[EXERCISE TASK]: Copy out each line of the material below that holds the string "HEAD".

══════════════════════════════

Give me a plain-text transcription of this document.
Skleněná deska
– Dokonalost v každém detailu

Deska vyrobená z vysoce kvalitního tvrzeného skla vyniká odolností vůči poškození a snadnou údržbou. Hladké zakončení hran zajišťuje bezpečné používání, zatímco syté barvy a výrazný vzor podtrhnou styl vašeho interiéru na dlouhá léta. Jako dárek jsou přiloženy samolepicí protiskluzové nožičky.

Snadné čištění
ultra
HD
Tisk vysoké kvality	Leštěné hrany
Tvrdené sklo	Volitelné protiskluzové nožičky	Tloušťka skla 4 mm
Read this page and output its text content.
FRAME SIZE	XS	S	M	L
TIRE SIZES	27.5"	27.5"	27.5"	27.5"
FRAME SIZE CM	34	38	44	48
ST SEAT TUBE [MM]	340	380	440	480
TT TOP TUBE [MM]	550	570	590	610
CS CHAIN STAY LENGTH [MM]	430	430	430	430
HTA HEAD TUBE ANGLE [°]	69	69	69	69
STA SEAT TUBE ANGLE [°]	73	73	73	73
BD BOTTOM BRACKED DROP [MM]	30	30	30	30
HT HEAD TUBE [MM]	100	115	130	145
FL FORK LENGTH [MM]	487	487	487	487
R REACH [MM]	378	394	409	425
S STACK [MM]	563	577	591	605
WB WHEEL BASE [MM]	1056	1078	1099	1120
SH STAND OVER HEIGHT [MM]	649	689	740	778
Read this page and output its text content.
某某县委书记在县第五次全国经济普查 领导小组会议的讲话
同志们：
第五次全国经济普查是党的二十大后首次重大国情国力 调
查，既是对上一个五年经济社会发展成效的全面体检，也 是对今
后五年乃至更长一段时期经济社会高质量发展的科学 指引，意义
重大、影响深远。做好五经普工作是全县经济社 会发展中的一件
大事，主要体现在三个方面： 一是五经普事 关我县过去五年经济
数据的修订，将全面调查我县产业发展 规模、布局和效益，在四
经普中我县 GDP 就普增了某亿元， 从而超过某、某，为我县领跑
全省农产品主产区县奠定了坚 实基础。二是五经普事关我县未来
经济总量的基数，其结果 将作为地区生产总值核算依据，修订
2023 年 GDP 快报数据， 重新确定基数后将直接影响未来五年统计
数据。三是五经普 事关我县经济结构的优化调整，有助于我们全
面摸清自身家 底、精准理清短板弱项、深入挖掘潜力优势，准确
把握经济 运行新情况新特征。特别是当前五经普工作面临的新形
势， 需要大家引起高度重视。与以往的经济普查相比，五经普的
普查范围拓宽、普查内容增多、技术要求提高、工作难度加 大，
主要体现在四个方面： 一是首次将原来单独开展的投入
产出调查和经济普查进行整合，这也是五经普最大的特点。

══════════════════════════════

[ANSWER FOR THIS EXERCISE]:
HTA HEAD TUBE ANGLE [°]	69	69	69	69
HT HEAD TUBE [MM]	100	115	130	145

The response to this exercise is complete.